Exercise brief: Search the data for the word "Stimmzettel" and copy every line that contains it.

Raw data:
"""

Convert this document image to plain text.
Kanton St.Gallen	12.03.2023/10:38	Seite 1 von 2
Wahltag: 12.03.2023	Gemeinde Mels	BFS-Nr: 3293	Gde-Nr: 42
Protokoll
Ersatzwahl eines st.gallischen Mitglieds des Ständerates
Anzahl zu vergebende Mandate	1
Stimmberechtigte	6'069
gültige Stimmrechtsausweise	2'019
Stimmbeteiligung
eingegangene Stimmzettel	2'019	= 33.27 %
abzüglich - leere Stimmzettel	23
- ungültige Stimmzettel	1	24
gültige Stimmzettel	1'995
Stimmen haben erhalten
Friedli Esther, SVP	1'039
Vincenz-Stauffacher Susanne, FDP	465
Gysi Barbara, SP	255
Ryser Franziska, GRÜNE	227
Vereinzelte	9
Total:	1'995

"""

Response to this exercise:
eingegangene Stimmzettel	2'019	= 33.27 %
abzüglich - leere Stimmzettel	23
- ungültige Stimmzettel	1	24
gültige Stimmzettel	1'995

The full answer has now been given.